> Given problem
Copy the lines holding the word "washingtonpost", all of them.

.....

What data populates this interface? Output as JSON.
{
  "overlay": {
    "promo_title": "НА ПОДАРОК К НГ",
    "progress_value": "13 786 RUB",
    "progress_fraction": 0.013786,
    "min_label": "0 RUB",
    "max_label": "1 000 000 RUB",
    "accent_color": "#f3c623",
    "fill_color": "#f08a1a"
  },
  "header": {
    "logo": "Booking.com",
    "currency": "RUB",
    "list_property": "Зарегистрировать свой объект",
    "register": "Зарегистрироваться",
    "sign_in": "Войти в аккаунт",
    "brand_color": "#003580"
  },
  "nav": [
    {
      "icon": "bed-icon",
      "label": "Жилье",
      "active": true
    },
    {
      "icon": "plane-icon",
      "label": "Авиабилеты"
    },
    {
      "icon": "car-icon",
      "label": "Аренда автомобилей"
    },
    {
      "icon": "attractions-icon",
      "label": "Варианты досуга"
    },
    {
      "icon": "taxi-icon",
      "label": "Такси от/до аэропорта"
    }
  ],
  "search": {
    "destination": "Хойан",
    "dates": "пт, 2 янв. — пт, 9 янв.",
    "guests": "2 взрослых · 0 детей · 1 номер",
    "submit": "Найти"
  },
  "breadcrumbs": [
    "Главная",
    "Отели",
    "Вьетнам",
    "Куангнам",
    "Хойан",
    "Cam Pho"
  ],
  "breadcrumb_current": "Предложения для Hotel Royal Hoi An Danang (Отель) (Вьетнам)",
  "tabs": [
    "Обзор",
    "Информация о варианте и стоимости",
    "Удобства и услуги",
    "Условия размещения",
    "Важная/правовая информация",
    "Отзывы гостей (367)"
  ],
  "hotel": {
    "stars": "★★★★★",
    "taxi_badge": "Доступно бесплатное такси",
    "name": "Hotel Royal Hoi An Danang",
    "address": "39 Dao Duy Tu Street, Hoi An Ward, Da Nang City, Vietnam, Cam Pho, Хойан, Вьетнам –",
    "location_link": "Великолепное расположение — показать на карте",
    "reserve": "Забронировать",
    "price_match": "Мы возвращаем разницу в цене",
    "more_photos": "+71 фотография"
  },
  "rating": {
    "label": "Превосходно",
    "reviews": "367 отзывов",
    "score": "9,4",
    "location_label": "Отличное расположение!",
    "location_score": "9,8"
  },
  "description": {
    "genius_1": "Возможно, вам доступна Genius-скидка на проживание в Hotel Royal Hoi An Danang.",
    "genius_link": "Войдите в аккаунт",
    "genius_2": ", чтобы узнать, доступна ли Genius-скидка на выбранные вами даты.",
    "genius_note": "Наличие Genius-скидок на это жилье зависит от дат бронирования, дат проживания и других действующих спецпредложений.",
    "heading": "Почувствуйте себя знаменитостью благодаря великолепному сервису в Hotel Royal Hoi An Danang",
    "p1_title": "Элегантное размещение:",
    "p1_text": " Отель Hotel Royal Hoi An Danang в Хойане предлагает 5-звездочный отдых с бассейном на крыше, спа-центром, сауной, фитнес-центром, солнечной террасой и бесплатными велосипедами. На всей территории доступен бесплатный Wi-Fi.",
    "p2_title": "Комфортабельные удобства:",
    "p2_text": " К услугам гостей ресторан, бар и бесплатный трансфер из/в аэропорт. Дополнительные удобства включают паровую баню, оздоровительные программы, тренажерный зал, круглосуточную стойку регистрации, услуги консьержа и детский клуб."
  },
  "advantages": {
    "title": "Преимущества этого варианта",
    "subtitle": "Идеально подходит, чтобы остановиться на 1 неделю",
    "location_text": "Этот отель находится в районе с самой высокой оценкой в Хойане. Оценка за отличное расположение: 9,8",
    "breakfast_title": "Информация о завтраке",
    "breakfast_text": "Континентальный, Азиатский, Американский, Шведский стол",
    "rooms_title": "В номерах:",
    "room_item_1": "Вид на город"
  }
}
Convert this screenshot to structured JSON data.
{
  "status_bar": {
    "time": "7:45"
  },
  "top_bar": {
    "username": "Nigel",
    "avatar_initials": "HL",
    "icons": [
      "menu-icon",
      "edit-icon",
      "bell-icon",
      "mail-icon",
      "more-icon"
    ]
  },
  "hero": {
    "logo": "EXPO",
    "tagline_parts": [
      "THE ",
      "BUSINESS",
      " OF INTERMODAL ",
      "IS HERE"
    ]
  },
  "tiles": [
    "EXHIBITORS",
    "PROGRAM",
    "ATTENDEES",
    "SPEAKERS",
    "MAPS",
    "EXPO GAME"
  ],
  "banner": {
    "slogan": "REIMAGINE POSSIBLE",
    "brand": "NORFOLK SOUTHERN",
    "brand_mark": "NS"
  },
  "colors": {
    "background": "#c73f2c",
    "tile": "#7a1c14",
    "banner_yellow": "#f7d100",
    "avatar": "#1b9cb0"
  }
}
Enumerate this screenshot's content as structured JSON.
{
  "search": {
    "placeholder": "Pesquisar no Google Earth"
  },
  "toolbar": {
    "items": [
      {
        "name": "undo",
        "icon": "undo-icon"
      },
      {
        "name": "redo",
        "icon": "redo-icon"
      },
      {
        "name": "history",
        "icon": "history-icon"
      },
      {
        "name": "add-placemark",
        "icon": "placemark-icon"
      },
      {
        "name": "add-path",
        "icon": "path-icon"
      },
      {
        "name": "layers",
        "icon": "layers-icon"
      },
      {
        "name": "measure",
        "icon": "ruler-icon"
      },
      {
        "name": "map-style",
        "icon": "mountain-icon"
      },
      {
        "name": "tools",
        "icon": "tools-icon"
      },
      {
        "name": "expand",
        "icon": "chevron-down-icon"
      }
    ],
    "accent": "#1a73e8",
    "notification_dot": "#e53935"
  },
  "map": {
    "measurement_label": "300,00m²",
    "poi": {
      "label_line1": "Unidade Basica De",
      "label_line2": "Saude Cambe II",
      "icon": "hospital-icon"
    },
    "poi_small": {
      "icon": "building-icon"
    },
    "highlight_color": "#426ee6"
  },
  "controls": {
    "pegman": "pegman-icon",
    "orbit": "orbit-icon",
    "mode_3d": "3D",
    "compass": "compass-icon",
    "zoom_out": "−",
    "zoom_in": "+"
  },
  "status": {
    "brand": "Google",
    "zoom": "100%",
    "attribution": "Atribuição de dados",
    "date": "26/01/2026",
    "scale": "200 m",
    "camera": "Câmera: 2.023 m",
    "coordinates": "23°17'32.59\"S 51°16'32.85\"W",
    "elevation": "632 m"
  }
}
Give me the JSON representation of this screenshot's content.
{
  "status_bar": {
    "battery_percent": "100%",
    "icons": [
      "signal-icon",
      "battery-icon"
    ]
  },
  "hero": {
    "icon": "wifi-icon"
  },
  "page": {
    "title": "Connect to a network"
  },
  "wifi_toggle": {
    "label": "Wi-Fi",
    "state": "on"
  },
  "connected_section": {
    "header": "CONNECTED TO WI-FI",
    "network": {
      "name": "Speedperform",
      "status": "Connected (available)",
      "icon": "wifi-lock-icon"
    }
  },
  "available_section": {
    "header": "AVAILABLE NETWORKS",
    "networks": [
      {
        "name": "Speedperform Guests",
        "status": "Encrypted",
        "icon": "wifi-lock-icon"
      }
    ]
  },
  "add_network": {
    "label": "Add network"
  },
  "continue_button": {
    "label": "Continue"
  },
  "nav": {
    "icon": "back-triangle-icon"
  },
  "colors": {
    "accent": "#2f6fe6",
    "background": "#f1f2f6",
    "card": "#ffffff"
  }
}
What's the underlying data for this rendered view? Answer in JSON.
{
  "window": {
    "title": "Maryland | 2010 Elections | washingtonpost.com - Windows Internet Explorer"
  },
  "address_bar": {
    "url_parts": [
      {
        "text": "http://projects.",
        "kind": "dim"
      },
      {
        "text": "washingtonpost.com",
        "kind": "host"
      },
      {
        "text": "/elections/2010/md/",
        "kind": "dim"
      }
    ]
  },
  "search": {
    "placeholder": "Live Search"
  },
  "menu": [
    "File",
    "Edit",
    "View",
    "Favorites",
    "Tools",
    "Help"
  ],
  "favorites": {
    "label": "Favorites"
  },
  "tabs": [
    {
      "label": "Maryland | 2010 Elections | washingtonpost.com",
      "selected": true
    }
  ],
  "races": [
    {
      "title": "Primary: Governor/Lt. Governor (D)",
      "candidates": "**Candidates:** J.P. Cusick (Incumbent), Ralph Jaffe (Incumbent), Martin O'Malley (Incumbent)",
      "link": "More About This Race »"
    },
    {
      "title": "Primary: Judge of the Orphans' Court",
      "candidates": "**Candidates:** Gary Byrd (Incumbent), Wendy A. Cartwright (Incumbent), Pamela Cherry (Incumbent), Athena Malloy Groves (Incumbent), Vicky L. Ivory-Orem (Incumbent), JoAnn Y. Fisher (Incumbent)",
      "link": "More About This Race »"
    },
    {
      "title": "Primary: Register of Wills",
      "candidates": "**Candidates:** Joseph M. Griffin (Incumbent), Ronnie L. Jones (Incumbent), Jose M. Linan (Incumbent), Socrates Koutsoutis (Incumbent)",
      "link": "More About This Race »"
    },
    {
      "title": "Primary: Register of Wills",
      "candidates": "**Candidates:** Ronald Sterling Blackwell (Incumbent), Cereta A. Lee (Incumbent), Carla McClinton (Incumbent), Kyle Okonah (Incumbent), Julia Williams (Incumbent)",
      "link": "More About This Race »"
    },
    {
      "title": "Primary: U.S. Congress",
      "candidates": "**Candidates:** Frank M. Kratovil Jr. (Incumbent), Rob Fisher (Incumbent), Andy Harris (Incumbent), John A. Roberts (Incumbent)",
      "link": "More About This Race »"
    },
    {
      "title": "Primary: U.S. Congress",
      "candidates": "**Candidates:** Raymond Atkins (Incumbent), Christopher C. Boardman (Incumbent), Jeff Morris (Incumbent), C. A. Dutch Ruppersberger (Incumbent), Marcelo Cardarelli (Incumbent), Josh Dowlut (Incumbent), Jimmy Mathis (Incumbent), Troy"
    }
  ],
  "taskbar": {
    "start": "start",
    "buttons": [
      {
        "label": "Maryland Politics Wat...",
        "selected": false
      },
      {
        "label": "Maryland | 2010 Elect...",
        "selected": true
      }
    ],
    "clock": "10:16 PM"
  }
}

.....

> Written answer
    "title": "Maryland | 2010 Elections | washingtonpost.com - Windows Internet Explorer"
        "text": "washingtonpost.com",
      "label": "Maryland | 2010 Elections | washingtonpost.com",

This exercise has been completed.